TO DO: Could you extract every entry below and reproduce it exactly?

— begin GIVEN ENTRIES —

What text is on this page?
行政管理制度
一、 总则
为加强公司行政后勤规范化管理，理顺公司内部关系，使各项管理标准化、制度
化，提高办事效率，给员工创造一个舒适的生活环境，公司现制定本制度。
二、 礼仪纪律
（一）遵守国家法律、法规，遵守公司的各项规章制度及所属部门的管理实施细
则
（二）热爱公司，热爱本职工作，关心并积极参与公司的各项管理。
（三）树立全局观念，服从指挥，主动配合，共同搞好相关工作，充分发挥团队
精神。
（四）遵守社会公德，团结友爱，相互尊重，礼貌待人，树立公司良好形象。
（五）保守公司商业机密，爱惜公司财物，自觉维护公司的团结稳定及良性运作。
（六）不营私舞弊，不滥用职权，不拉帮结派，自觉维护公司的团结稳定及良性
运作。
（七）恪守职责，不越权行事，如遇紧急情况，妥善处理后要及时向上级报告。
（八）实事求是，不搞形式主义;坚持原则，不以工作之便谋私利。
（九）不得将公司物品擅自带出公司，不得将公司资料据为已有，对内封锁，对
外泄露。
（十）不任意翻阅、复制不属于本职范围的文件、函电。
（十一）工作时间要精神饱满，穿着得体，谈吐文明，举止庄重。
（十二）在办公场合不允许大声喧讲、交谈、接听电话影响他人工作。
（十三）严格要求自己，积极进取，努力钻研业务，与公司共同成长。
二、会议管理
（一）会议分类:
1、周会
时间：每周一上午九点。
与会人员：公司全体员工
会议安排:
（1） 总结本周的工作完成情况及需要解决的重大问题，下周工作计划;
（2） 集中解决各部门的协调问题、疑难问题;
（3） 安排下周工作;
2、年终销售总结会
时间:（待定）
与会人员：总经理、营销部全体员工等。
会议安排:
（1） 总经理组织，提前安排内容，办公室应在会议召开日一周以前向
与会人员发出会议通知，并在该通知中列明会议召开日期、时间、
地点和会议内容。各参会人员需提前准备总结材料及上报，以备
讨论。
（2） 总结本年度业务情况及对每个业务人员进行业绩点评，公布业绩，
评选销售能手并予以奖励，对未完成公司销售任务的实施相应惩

— end GIVEN ENTRIES —

TASK SOLUTION:
What text is on this page?
行政管理制度
一、 总则
为加强公司行政后勤规范化管理，理顺公司内部关系，使各项管理标准化、制度
化，提高办事效率，给员工创造一个舒适的生活环境，公司现制定本制度。
二、 礼仪纪律
（一）遵守国家法律、法规，遵守公司的各项规章制度及所属部门的管理实施细
则
（二）热爱公司，热爱本职工作，关心并积极参与公司的各项管理。
（三）树立全局观念，服从指挥，主动配合，共同搞好相关工作，充分发挥团队
精神。
（四）遵守社会公德，团结友爱，相互尊重，礼貌待人，树立公司良好形象。
（五）保守公司商业机密，爱惜公司财物，自觉维护公司的团结稳定及良性运作。
（六）不营私舞弊，不滥用职权，不拉帮结派，自觉维护公司的团结稳定及良性
运作。
（七）恪守职责，不越权行事，如遇紧急情况，妥善处理后要及时向上级报告。
（八）实事求是，不搞形式主义;坚持原则，不以工作之便谋私利。
（九）不得将公司物品擅自带出公司，不得将公司资料据为已有，对内封锁，对
外泄露。
（十）不任意翻阅、复制不属于本职范围的文件、函电。
（十一）工作时间要精神饱满，穿着得体，谈吐文明，举止庄重。
（十二）在办公场合不允许大声喧讲、交谈、接听电话影响他人工作。
（十三）严格要求自己，积极进取，努力钻研业务，与公司共同成长。
二、会议管理
（一）会议分类:
1、周会
时间：每周一上午九点。
与会人员：公司全体员工
会议安排:
（1） 总结本周的工作完成情况及需要解决的重大问题，下周工作计划;
（2） 集中解决各部门的协调问题、疑难问题;
（3） 安排下周工作;
2、年终销售总结会
时间:（待定）
与会人员：总经理、营销部全体员工等。
会议安排:
（1） 总经理组织，提前安排内容，办公室应在会议召开日一周以前向
与会人员发出会议通知，并在该通知中列明会议召开日期、时间、
地点和会议内容。各参会人员需提前准备总结材料及上报，以备
讨论。
（2） 总结本年度业务情况及对每个业务人员进行业绩点评，公布业绩，
评选销售能手并予以奖励，对未完成公司销售任务的实施相应惩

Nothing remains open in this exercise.